WORK REQUIRED:
Scan the listing below. Report each line that includes "Nouvelle".

Collected data:
........
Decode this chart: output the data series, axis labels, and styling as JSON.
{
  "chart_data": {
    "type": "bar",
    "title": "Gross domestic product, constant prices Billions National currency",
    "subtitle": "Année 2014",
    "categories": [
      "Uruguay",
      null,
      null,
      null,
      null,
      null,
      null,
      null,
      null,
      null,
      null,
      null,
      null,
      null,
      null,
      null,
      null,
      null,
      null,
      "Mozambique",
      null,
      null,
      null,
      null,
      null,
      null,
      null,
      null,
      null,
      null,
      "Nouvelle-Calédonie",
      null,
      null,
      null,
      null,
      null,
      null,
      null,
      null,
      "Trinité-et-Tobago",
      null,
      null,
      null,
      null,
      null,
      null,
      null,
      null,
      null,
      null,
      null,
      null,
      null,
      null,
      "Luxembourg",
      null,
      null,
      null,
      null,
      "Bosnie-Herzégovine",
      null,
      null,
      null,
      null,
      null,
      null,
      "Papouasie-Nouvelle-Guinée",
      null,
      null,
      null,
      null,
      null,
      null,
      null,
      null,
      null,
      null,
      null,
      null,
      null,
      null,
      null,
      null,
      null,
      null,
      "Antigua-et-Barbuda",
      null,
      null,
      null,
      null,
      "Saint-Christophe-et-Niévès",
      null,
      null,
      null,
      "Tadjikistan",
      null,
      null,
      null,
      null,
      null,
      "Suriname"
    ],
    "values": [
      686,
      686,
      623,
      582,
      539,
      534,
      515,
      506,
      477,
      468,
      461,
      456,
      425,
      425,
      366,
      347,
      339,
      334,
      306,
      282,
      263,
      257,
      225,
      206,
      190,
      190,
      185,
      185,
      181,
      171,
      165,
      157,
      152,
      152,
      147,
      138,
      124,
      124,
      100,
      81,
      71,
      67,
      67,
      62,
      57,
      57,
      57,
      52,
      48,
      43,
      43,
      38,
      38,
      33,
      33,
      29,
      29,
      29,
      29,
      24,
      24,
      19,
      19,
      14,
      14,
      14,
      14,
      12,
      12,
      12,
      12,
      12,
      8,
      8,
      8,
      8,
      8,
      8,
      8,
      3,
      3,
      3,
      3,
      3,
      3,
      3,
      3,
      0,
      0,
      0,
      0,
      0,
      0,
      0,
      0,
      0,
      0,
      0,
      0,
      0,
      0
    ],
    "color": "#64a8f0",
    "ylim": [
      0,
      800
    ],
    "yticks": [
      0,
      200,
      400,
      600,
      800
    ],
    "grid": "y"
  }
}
........
RESULT OF THE EXERCISE:
      "Nouvelle-Calédonie",
      "Papouasie-Nouvelle-Guinée",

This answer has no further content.